*Given instruction*
Below is some material; set it all down exactly, apart from the pictures.

** START OF Available data **

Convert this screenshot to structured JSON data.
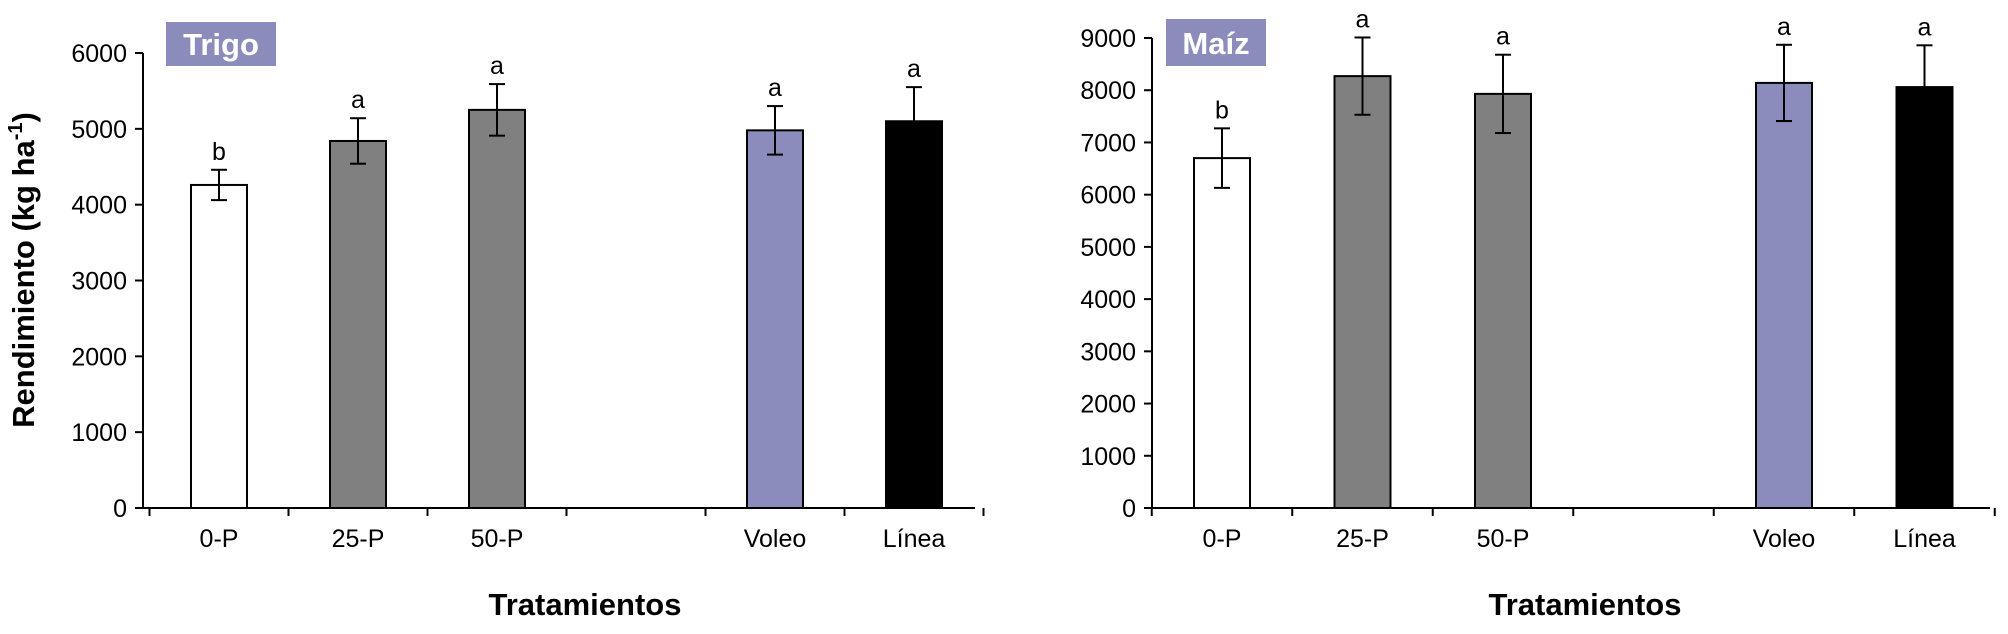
{
  "ylabel": "Rendimiento (kg ha-1)",
  "colors": {
    "treatment_0P": "#ffffff",
    "treatment_P": "#808080",
    "voleo": "#8c8cbc",
    "linea": "#000000",
    "title_box": "#8c8cbc"
  },
  "chart_data": [
    {
      "type": "bar",
      "title": "Trigo",
      "xlabel": "Tratamientos",
      "ylabel": "Rendimiento (kg ha-1)",
      "ylim": [
        0,
        6000
      ],
      "yticks": [
        0,
        1000,
        2000,
        3000,
        4000,
        5000,
        6000
      ],
      "grid": false,
      "categories": [
        "0-P",
        "25-P",
        "50-P",
        "",
        "Voleo",
        "Línea"
      ],
      "values": [
        4260,
        4840,
        5250,
        null,
        4980,
        5100
      ],
      "errors": [
        200,
        300,
        340,
        null,
        320,
        450
      ],
      "letters": [
        "b",
        "a",
        "a",
        "",
        "a",
        "a"
      ],
      "bar_colors": [
        "#ffffff",
        "#808080",
        "#808080",
        null,
        "#8c8cbc",
        "#000000"
      ]
    },
    {
      "type": "bar",
      "title": "Maíz",
      "xlabel": "Tratamientos",
      "ylabel": "",
      "ylim": [
        0,
        9000
      ],
      "yticks": [
        0,
        1000,
        2000,
        3000,
        4000,
        5000,
        6000,
        7000,
        8000,
        9000
      ],
      "grid": false,
      "categories": [
        "0-P",
        "25-P",
        "50-P",
        "",
        "Voleo",
        "Línea"
      ],
      "values": [
        6700,
        8270,
        7930,
        null,
        8140,
        8060
      ],
      "errors": [
        570,
        740,
        750,
        null,
        730,
        800
      ],
      "letters": [
        "b",
        "a",
        "a",
        "",
        "a",
        "a"
      ],
      "bar_colors": [
        "#ffffff",
        "#808080",
        "#808080",
        null,
        "#8c8cbc",
        "#000000"
      ]
    }
  ]
}
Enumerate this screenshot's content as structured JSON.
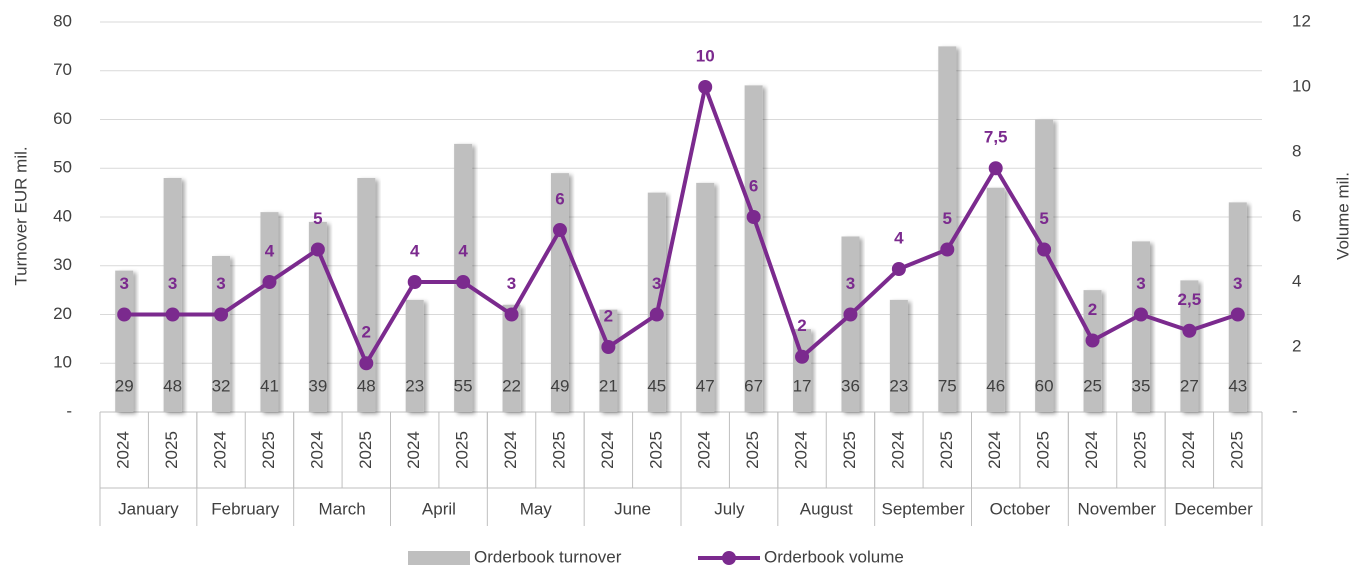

** END OF Available data **

*Solution*
Convert this screenshot to structured JSON data.
{
  "ylabel": "Rendimiento (kg ha-1)",
  "colors": {
    "treatment_0P": "#ffffff",
    "treatment_P": "#808080",
    "voleo": "#8c8cbc",
    "linea": "#000000",
    "title_box": "#8c8cbc"
  },
  "chart_data": [
    {
      "type": "bar",
      "title": "Trigo",
      "xlabel": "Tratamientos",
      "ylabel": "Rendimiento (kg ha-1)",
      "ylim": [
        0,
        6000
      ],
      "yticks": [
        0,
        1000,
        2000,
        3000,
        4000,
        5000,
        6000
      ],
      "grid": false,
      "categories": [
        "0-P",
        "25-P",
        "50-P",
        "",
        "Voleo",
        "Línea"
      ],
      "values": [
        4260,
        4840,
        5250,
        null,
        4980,
        5100
      ],
      "errors": [
        200,
        300,
        340,
        null,
        320,
        450
      ],
      "letters": [
        "b",
        "a",
        "a",
        "",
        "a",
        "a"
      ],
      "bar_colors": [
        "#ffffff",
        "#808080",
        "#808080",
        null,
        "#8c8cbc",
        "#000000"
      ]
    },
    {
      "type": "bar",
      "title": "Maíz",
      "xlabel": "Tratamientos",
      "ylabel": "",
      "ylim": [
        0,
        9000
      ],
      "yticks": [
        0,
        1000,
        2000,
        3000,
        4000,
        5000,
        6000,
        7000,
        8000,
        9000
      ],
      "grid": false,
      "categories": [
        "0-P",
        "25-P",
        "50-P",
        "",
        "Voleo",
        "Línea"
      ],
      "values": [
        6700,
        8270,
        7930,
        null,
        8140,
        8060
      ],
      "errors": [
        570,
        740,
        750,
        null,
        730,
        800
      ],
      "letters": [
        "b",
        "a",
        "a",
        "",
        "a",
        "a"
      ],
      "bar_colors": [
        "#ffffff",
        "#808080",
        "#808080",
        null,
        "#8c8cbc",
        "#000000"
      ]
    }
  ]
}
Enumerate this screenshot's content as structured JSON.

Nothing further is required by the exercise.